┌──

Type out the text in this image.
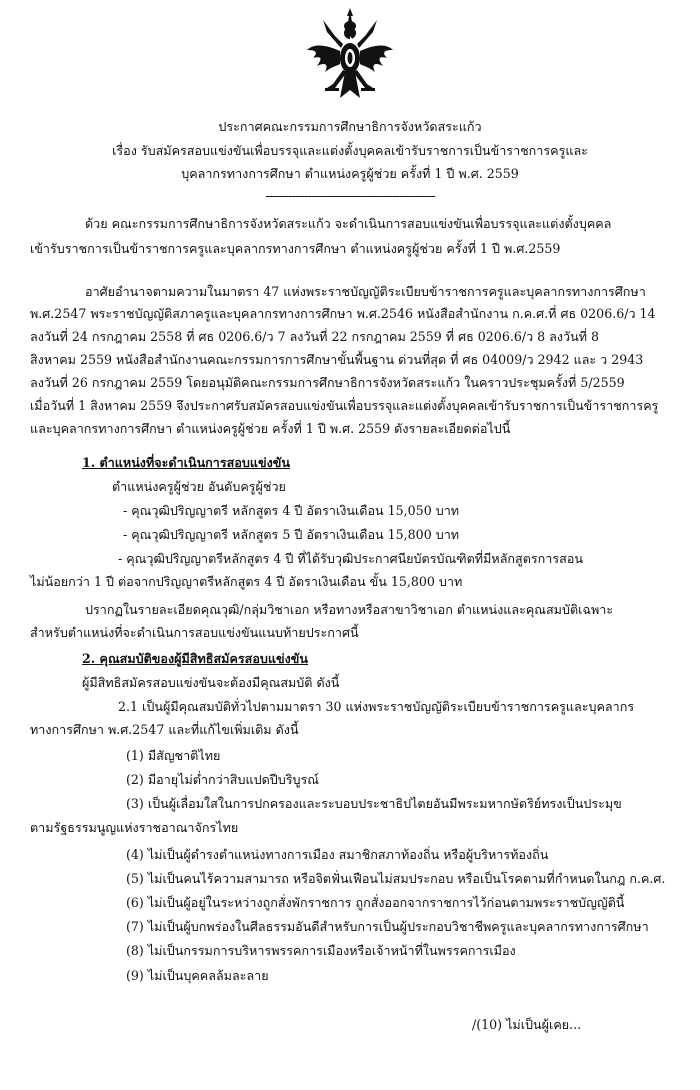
ประกาศคณะกรรมการศึกษาธิการจังหวัดสระแก้ว
เรื่อง รับสมัครสอบแข่งขันเพื่อบรรจุและแต่งตั้งบุคคลเข้ารับราชการเป็นข้าราชการครูและ
บุคลากรทางการศึกษา ตำแหน่งครูผู้ช่วย ครั้งที่ 1 ปี พ.ศ. 2559
----------------------------------------------------
ด้วย คณะกรรมการศึกษาธิการจังหวัดสระแก้ว จะดำเนินการสอบแข่งขันเพื่อบรรจุและแต่งตั้งบุคคล
เข้ารับราชการเป็นข้าราชการครูและบุคลากรทางการศึกษา ตำแหน่งครูผู้ช่วย ครั้งที่ 1 ปี พ.ศ.2559
อาศัยอำนาจตามความในมาตรา 47 แห่งพระราชบัญญัติระเบียบข้าราชการครูและบุคลากรทางการศึกษา
พ.ศ.2547 พระราชบัญญัติสภาครูและบุคลากรทางการศึกษา พ.ศ.2546 หนังสือสำนักงาน ก.ค.ศ.ที่ ศธ 0206.6/ว 14
ลงวันที่ 24 กรกฎาคม 2558 ที่ ศธ 0206.6/ว 7 ลงวันที่ 22 กรกฎาคม 2559 ที่ ศธ 0206.6/ว 8 ลงวันที่ 8
สิงหาคม 2559 หนังสือสำนักงานคณะกรรมการการศึกษาขั้นพื้นฐาน ด่วนที่สุด ที่ ศธ 04009/ว 2942 และ ว 2943
ลงวันที่ 26 กรกฎาคม 2559 โดยอนุมัติคณะกรรมการศึกษาธิการจังหวัดสระแก้ว ในคราวประชุมครั้งที่ 5/2559
เมื่อวันที่ 1 สิงหาคม 2559 จึงประกาศรับสมัครสอบแข่งขันเพื่อบรรจุและแต่งตั้งบุคคลเข้ารับราชการเป็นข้าราชการครู
และบุคลากรทางการศึกษา ตำแหน่งครูผู้ช่วย ครั้งที่ 1 ปี พ.ศ. 2559 ดังรายละเอียดต่อไปนี้
1. ตำแหน่งที่จะดำเนินการสอบแข่งขัน
ตำแหน่งครูผู้ช่วย อันดับครูผู้ช่วย
- คุณวุฒิปริญญาตรี หลักสูตร 4 ปี อัตราเงินเดือน 15,050 บาท
- คุณวุฒิปริญญาตรี หลักสูตร 5 ปี อัตราเงินเดือน 15,800 บาท
- คุณวุฒิปริญญาตรีหลักสูตร 4 ปี ที่ได้รับวุฒิประกาศนียบัตรบัณฑิตที่มีหลักสูตรการสอน
ไม่น้อยกว่า 1 ปี ต่อจากปริญญาตรีหลักสูตร 4 ปี อัตราเงินเดือน ขั้น 15,800 บาท
ปรากฏในรายละเอียดคุณวุฒิ/กลุ่มวิชาเอก หรือทางหรือสาขาวิชาเอก ตำแหน่งและคุณสมบัติเฉพาะ
สำหรับตำแหน่งที่จะดำเนินการสอบแข่งขันแนบท้ายประกาศนี้
2. คุณสมบัติของผู้มีสิทธิสมัครสอบแข่งขัน
ผู้มีสิทธิสมัครสอบแข่งขันจะต้องมีคุณสมบัติ ดังนี้
2.1 เป็นผู้มีคุณสมบัติทั่วไปตามมาตรา 30 แห่งพระราชบัญญัติระเบียบข้าราชการครูและบุคลากร
ทางการศึกษา พ.ศ.2547 และที่แก้ไขเพิ่มเติม ดังนี้
(1) มีสัญชาติไทย
(2) มีอายุไม่ต่ำกว่าสิบแปดปีบริบูรณ์
(3) เป็นผู้เลื่อมใสในการปกครองและระบอบประชาธิปไตยอันมีพระมหากษัตริย์ทรงเป็นประมุข
ตามรัฐธรรมนูญแห่งราชอาณาจักรไทย
(4) ไม่เป็นผู้ดำรงตำแหน่งทางการเมือง สมาชิกสภาท้องถิ่น หรือผู้บริหารท้องถิ่น
(5) ไม่เป็นคนไร้ความสามารถ หรือจิตฟั่นเฟือนไม่สมประกอบ หรือเป็นโรคตามที่กำหนดในกฎ ก.ค.ศ.
(6) ไม่เป็นผู้อยู่ในระหว่างถูกสั่งพักราชการ ถูกสั่งออกจากราชการไว้ก่อนตามพระราชบัญญัตินี้
(7) ไม่เป็นผู้บกพร่องในศีลธรรมอันดีสำหรับการเป็นผู้ประกอบวิชาชีพครูและบุคลากรทางการศึกษา
(8) ไม่เป็นกรรมการบริหารพรรคการเมืองหรือเจ้าหน้าที่ในพรรคการเมือง
(9) ไม่เป็นบุคคลล้มละลาย
/(10) ไม่เป็นผู้เคย...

└──

▸ GIVEN TASK:
Write the entries above out again exactly, but not the pictures.

▸ ANSWER TO THIS EXERCISE:
Type out the text in this image.
ประกาศคณะกรรมการศึกษาธิการจังหวัดสระแก้ว
เรื่อง รับสมัครสอบแข่งขันเพื่อบรรจุและแต่งตั้งบุคคลเข้ารับราชการเป็นข้าราชการครูและ
บุคลากรทางการศึกษา ตำแหน่งครูผู้ช่วย ครั้งที่ 1 ปี พ.ศ. 2559
----------------------------------------------------
ด้วย คณะกรรมการศึกษาธิการจังหวัดสระแก้ว จะดำเนินการสอบแข่งขันเพื่อบรรจุและแต่งตั้งบุคคล
เข้ารับราชการเป็นข้าราชการครูและบุคลากรทางการศึกษา ตำแหน่งครูผู้ช่วย ครั้งที่ 1 ปี พ.ศ.2559
อาศัยอำนาจตามความในมาตรา 47 แห่งพระราชบัญญัติระเบียบข้าราชการครูและบุคลากรทางการศึกษา
พ.ศ.2547 พระราชบัญญัติสภาครูและบุคลากรทางการศึกษา พ.ศ.2546 หนังสือสำนักงาน ก.ค.ศ.ที่ ศธ 0206.6/ว 14
ลงวันที่ 24 กรกฎาคม 2558 ที่ ศธ 0206.6/ว 7 ลงวันที่ 22 กรกฎาคม 2559 ที่ ศธ 0206.6/ว 8 ลงวันที่ 8
สิงหาคม 2559 หนังสือสำนักงานคณะกรรมการการศึกษาขั้นพื้นฐาน ด่วนที่สุด ที่ ศธ 04009/ว 2942 และ ว 2943
ลงวันที่ 26 กรกฎาคม 2559 โดยอนุมัติคณะกรรมการศึกษาธิการจังหวัดสระแก้ว ในคราวประชุมครั้งที่ 5/2559
เมื่อวันที่ 1 สิงหาคม 2559 จึงประกาศรับสมัครสอบแข่งขันเพื่อบรรจุและแต่งตั้งบุคคลเข้ารับราชการเป็นข้าราชการครู
และบุคลากรทางการศึกษา ตำแหน่งครูผู้ช่วย ครั้งที่ 1 ปี พ.ศ. 2559 ดังรายละเอียดต่อไปนี้
1. ตำแหน่งที่จะดำเนินการสอบแข่งขัน
ตำแหน่งครูผู้ช่วย อันดับครูผู้ช่วย
- คุณวุฒิปริญญาตรี หลักสูตร 4 ปี อัตราเงินเดือน 15,050 บาท
- คุณวุฒิปริญญาตรี หลักสูตร 5 ปี อัตราเงินเดือน 15,800 บาท
- คุณวุฒิปริญญาตรีหลักสูตร 4 ปี ที่ได้รับวุฒิประกาศนียบัตรบัณฑิตที่มีหลักสูตรการสอน
ไม่น้อยกว่า 1 ปี ต่อจากปริญญาตรีหลักสูตร 4 ปี อัตราเงินเดือน ขั้น 15,800 บาท
ปรากฏในรายละเอียดคุณวุฒิ/กลุ่มวิชาเอก หรือทางหรือสาขาวิชาเอก ตำแหน่งและคุณสมบัติเฉพาะ
สำหรับตำแหน่งที่จะดำเนินการสอบแข่งขันแนบท้ายประกาศนี้
2. คุณสมบัติของผู้มีสิทธิสมัครสอบแข่งขัน
ผู้มีสิทธิสมัครสอบแข่งขันจะต้องมีคุณสมบัติ ดังนี้
2.1 เป็นผู้มีคุณสมบัติทั่วไปตามมาตรา 30 แห่งพระราชบัญญัติระเบียบข้าราชการครูและบุคลากร
ทางการศึกษา พ.ศ.2547 และที่แก้ไขเพิ่มเติม ดังนี้
(1) มีสัญชาติไทย
(2) มีอายุไม่ต่ำกว่าสิบแปดปีบริบูรณ์
(3) เป็นผู้เลื่อมใสในการปกครองและระบอบประชาธิปไตยอันมีพระมหากษัตริย์ทรงเป็นประมุข
ตามรัฐธรรมนูญแห่งราชอาณาจักรไทย
(4) ไม่เป็นผู้ดำรงตำแหน่งทางการเมือง สมาชิกสภาท้องถิ่น หรือผู้บริหารท้องถิ่น
(5) ไม่เป็นคนไร้ความสามารถ หรือจิตฟั่นเฟือนไม่สมประกอบ หรือเป็นโรคตามที่กำหนดในกฎ ก.ค.ศ.
(6) ไม่เป็นผู้อยู่ในระหว่างถูกสั่งพักราชการ ถูกสั่งออกจากราชการไว้ก่อนตามพระราชบัญญัตินี้
(7) ไม่เป็นผู้บกพร่องในศีลธรรมอันดีสำหรับการเป็นผู้ประกอบวิชาชีพครูและบุคลากรทางการศึกษา
(8) ไม่เป็นกรรมการบริหารพรรคการเมืองหรือเจ้าหน้าที่ในพรรคการเมือง
(9) ไม่เป็นบุคคลล้มละลาย
/(10) ไม่เป็นผู้เคย...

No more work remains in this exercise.